→ INSTRUCTION
From the line containing "What does this" down to the final line of the entries below, quote every line verbatim. Exclude pictures.

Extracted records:
——

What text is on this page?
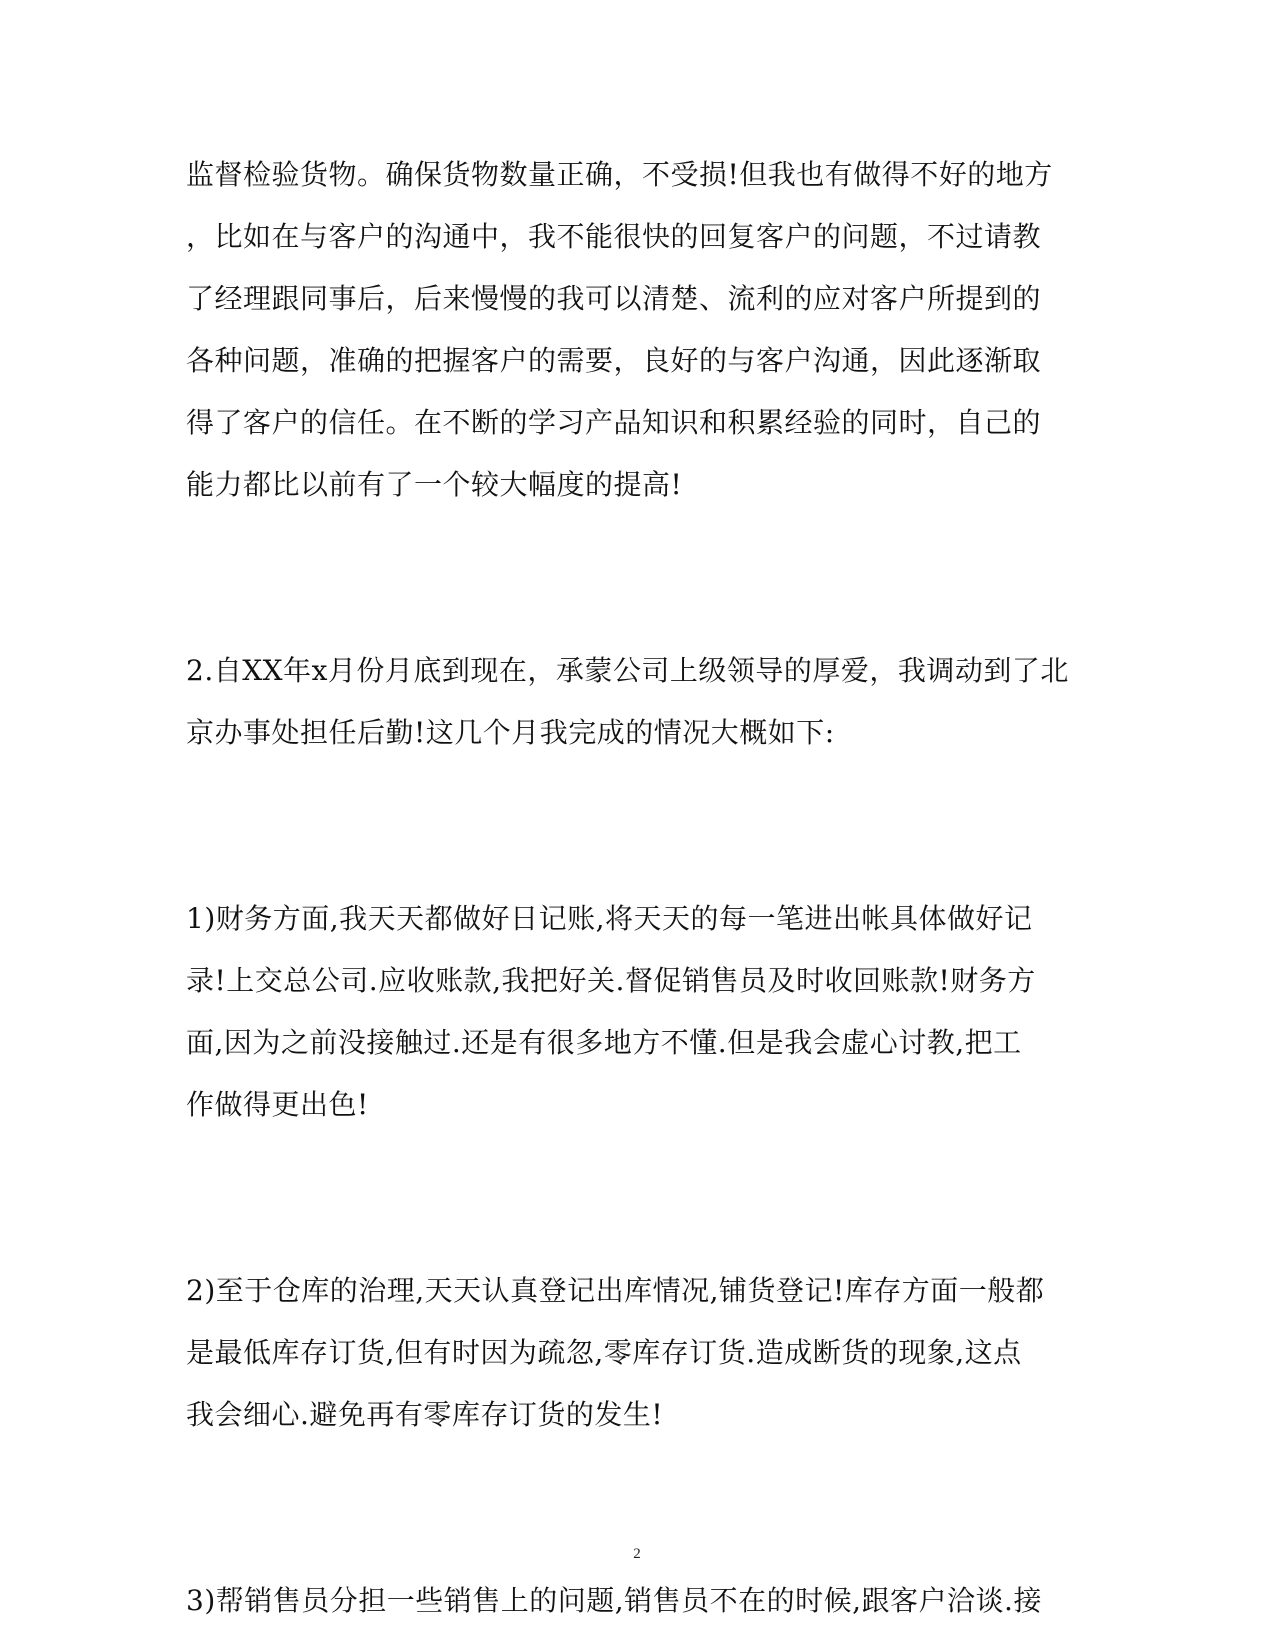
监督检验货物。确保货物数量正确，不受损!但我也有做得不好的地方
，比如在与客户的沟通中，我不能很快的回复客户的问题，不过请教
了经理跟同事后，后来慢慢的我可以清楚、流利的应对客户所提到的
各种问题，准确的把握客户的需要，良好的与客户沟通，因此逐渐取
得了客户的信任。在不断的学习产品知识和积累经验的同时，自己的
能力都比以前有了一个较大幅度的提高!
2.自XX年x月份月底到现在，承蒙公司上级领导的厚爱，我调动到了北
京办事处担任后勤!这几个月我完成的情况大概如下:
1)财务方面,我天天都做好日记账,将天天的每一笔进出帐具体做好记
录!上交总公司.应收账款,我把好关.督促销售员及时收回账款!财务方
面,因为之前没接触过.还是有很多地方不懂.但是我会虚心讨教,把工
作做得更出色!
2)至于仓库的治理,天天认真登记出库情况,铺货登记!库存方面一般都
是最低库存订货,但有时因为疏忽,零库存订货.造成断货的现象,这点
我会细心.避免再有零库存订货的发生!
3)帮销售员分担一些销售上的问题,销售员不在的时候,跟客户洽谈.接
2
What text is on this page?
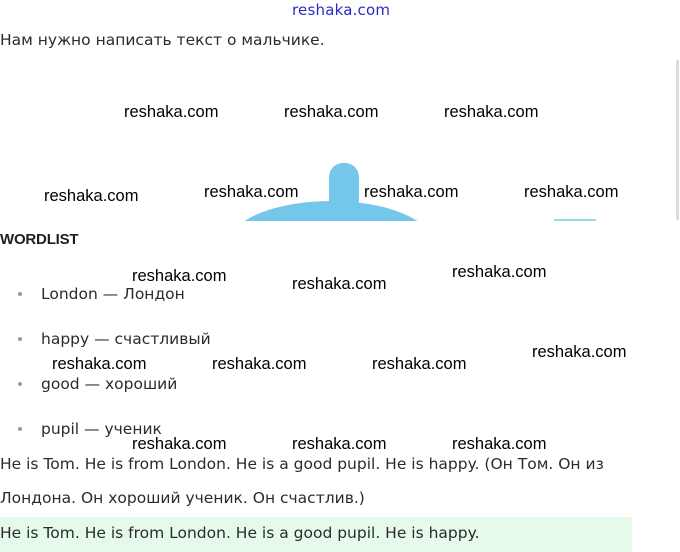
reshaka.com
Нам нужно написать текст о мальчике.
reshaka.com	reshaka.com	reshaka.com
reshaka.com	reshaka.com	reshaka.com	reshaka.com
WORDLIST
London — Лондон
happy — счастливый
good — хороший
pupil — ученик
reshaka.com	reshaka.com
reshaka.com
reshaka.com	reshaka.com	reshaka.com
reshaka.com
reshaka.com	reshaka.com	reshaka.com
He is Tom. He is from London. He is a good pupil. He is happy. (Он Том. Он из
Лондона. Он хороший ученик. Он счастлив.)
He is Tom. He is from London. He is a good pupil. He is happy.
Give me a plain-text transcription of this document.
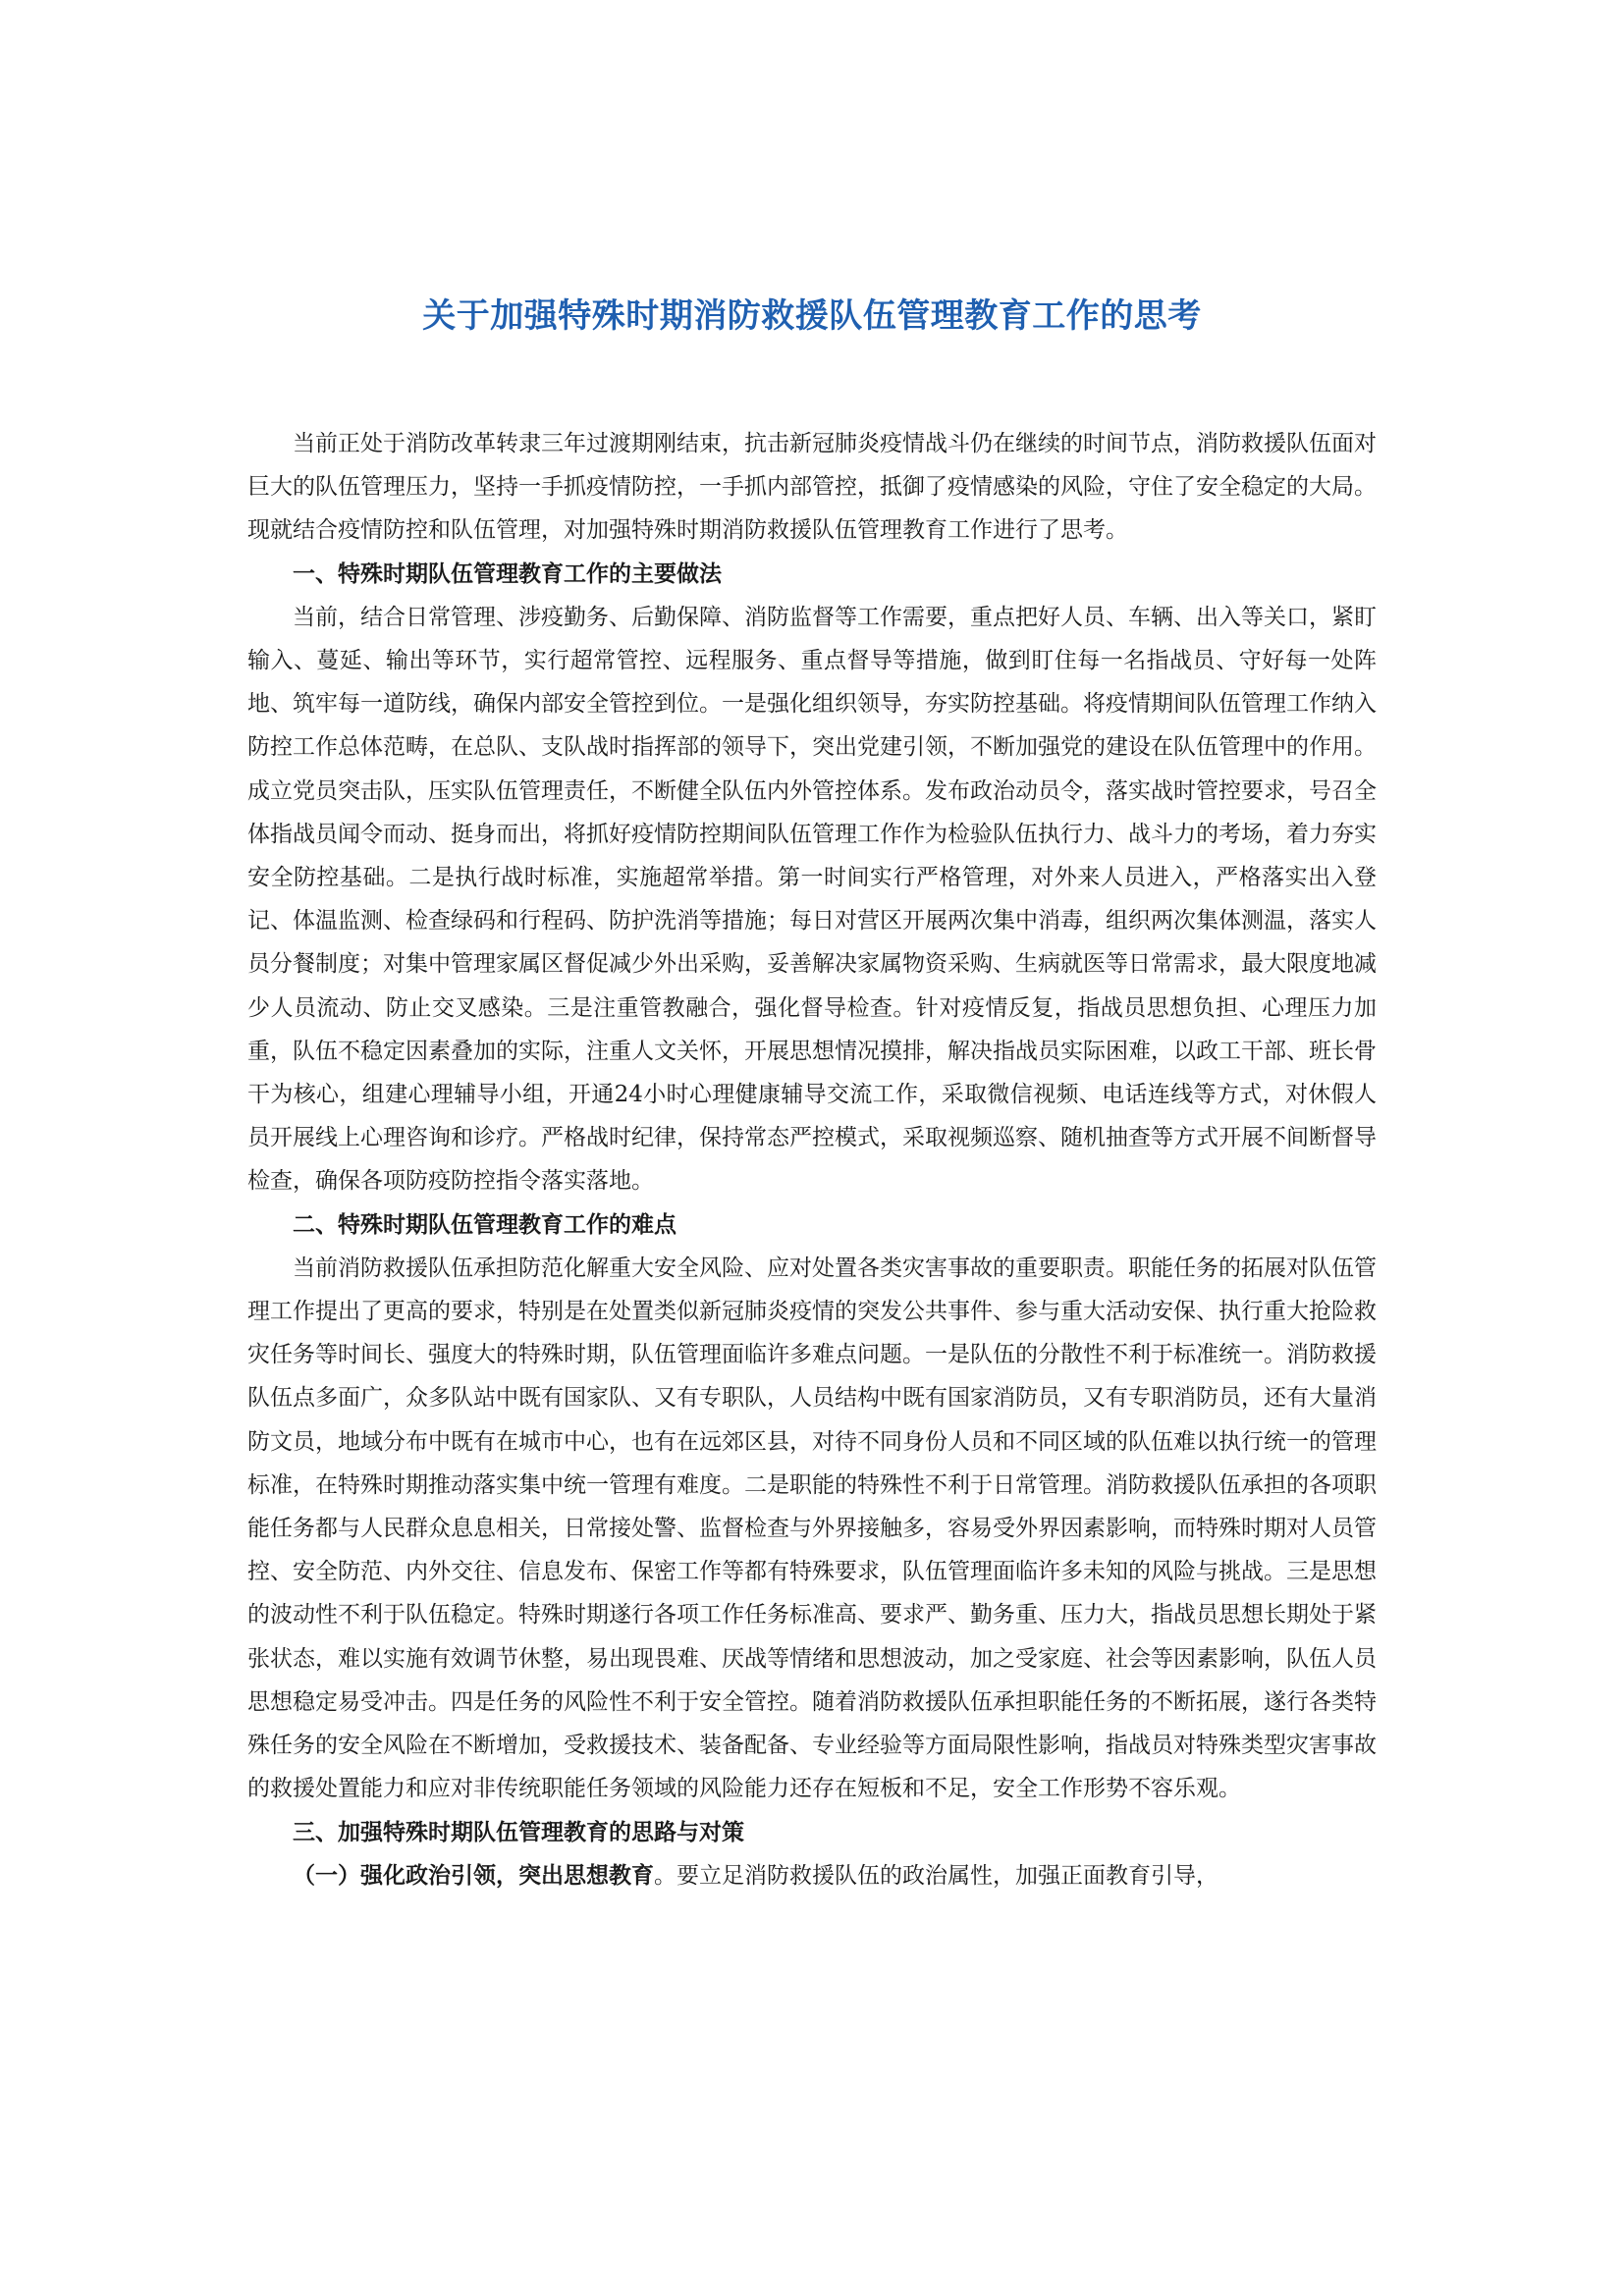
关于加强特殊时期消防救援队伍管理教育工作的思考

当前正处于消防改革转隶三年过渡期刚结束，抗击新冠肺炎疫情战斗仍在继续的时间节点，消防救援队伍面对巨大的队伍管理压力，坚持一手抓疫情防控，一手抓内部管控，抵御了疫情感染的风险，守住了安全稳定的大局。现就结合疫情防控和队伍管理，对加强特殊时期消防救援队伍管理教育工作进行了思考。

一、特殊时期队伍管理教育工作的主要做法

当前，结合日常管理、涉疫勤务、后勤保障、消防监督等工作需要，重点把好人员、车辆、出入等关口，紧盯输入、蔓延、输出等环节，实行超常管控、远程服务、重点督导等措施，做到盯住每一名指战员、守好每一处阵地、筑牢每一道防线，确保内部安全管控到位。一是强化组织领导，夯实防控基础。将疫情期间队伍管理工作纳入防控工作总体范畴，在总队、支队战时指挥部的领导下，突出党建引领，不断加强党的建设在队伍管理中的作用。成立党员突击队，压实队伍管理责任，不断健全队伍内外管控体系。发布政治动员令，落实战时管控要求，号召全体指战员闻令而动、挺身而出，将抓好疫情防控期间队伍管理工作作为检验队伍执行力、战斗力的考场，着力夯实安全防控基础。二是执行战时标准，实施超常举措。第一时间实行严格管理，对外来人员进入，严格落实出入登记、体温监测、检查绿码和行程码、防护洗消等措施；每日对营区开展两次集中消毒，组织两次集体测温，落实人员分餐制度；对集中管理家属区督促减少外出采购，妥善解决家属物资采购、生病就医等日常需求，最大限度地减少人员流动、防止交叉感染。三是注重管教融合，强化督导检查。针对疫情反复，指战员思想负担、心理压力加重，队伍不稳定因素叠加的实际，注重人文关怀，开展思想情况摸排，解决指战员实际困难，以政工干部、班长骨干为核心，组建心理辅导小组，开通24小时心理健康辅导交流工作，采取微信视频、电话连线等方式，对休假人员开展线上心理咨询和诊疗。严格战时纪律，保持常态严控模式，采取视频巡察、随机抽查等方式开展不间断督导检查，确保各项防疫防控指令落实落地。

二、特殊时期队伍管理教育工作的难点

当前消防救援队伍承担防范化解重大安全风险、应对处置各类灾害事故的重要职责。职能任务的拓展对队伍管理工作提出了更高的要求，特别是在处置类似新冠肺炎疫情的突发公共事件、参与重大活动安保、执行重大抢险救灾任务等时间长、强度大的特殊时期，队伍管理面临许多难点问题。一是队伍的分散性不利于标准统一。消防救援队伍点多面广，众多队站中既有国家队、又有专职队，人员结构中既有国家消防员，又有专职消防员，还有大量消防文员，地域分布中既有在城市中心，也有在远郊区县，对待不同身份人员和不同区域的队伍难以执行统一的管理标准，在特殊时期推动落实集中统一管理有难度。二是职能的特殊性不利于日常管理。消防救援队伍承担的各项职能任务都与人民群众息息相关，日常接处警、监督检查与外界接触多，容易受外界因素影响，而特殊时期对人员管控、安全防范、内外交往、信息发布、保密工作等都有特殊要求，队伍管理面临许多未知的风险与挑战。三是思想的波动性不利于队伍稳定。特殊时期遂行各项工作任务标准高、要求严、勤务重、压力大，指战员思想长期处于紧张状态，难以实施有效调节休整，易出现畏难、厌战等情绪和思想波动，加之受家庭、社会等因素影响，队伍人员思想稳定易受冲击。四是任务的风险性不利于安全管控。随着消防救援队伍承担职能任务的不断拓展，遂行各类特殊任务的安全风险在不断增加，受救援技术、装备配备、专业经验等方面局限性影响，指战员对特殊类型灾害事故的救援处置能力和应对非传统职能任务领域的风险能力还存在短板和不足，安全工作形势不容乐观。

三、加强特殊时期队伍管理教育的思路与对策

（一）强化政治引领，突出思想教育。要立足消防救援队伍的政治属性，加强正面教育引导，
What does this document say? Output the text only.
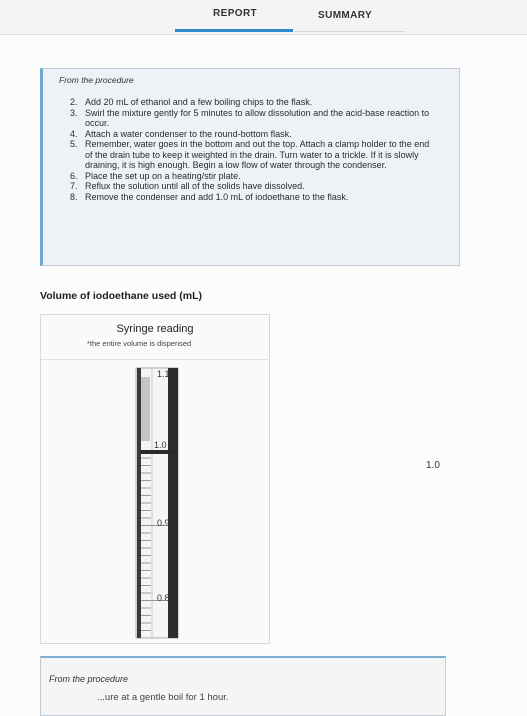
REPORT	SUMMARY
From the procedure
2. Add 20 mL of ethanol and a few boiling chips to the flask.
3. Swirl the mixture gently for 5 minutes to allow dissolution and the acid-base reaction to occur.
4. Attach a water condenser to the round-bottom flask.
5. Remember, water goes in the bottom and out the top. Attach a clamp holder to the end of the drain tube to keep it weighted in the drain. Turn water to a trickle. If it is slowly draining, it is high enough. Begin a low flow of water through the condenser.
6. Place the set up on a heating/stir plate.
7. Reflux the solution until all of the solids have dissolved.
8. Remove the condenser and add 1.0 mL of iodoethane to the flask.
Volume of iodoethane used (mL)
Syringe reading
*the entire volume is dispensed
1.1
1.0
0.9
0.8
1.0
From the procedure
...ure at a gentle boil for 1 hour.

——

→ THE RESPONSE
What does this document say? Output the text only.
REPORT	SUMMARY
From the procedure
2. Add 20 mL of ethanol and a few boiling chips to the flask.
3. Swirl the mixture gently for 5 minutes to allow dissolution and the acid-base reaction to occur.
4. Attach a water condenser to the round-bottom flask.
5. Remember, water goes in the bottom and out the top. Attach a clamp holder to the end of the drain tube to keep it weighted in the drain. Turn water to a trickle. If it is slowly draining, it is high enough. Begin a low flow of water through the condenser.
6. Place the set up on a heating/stir plate.
7. Reflux the solution until all of the solids have dissolved.
8. Remove the condenser and add 1.0 mL of iodoethane to the flask.
Volume of iodoethane used (mL)
Syringe reading
*the entire volume is dispensed
1.1
1.0
0.9
0.8
1.0
From the procedure
...ure at a gentle boil for 1 hour.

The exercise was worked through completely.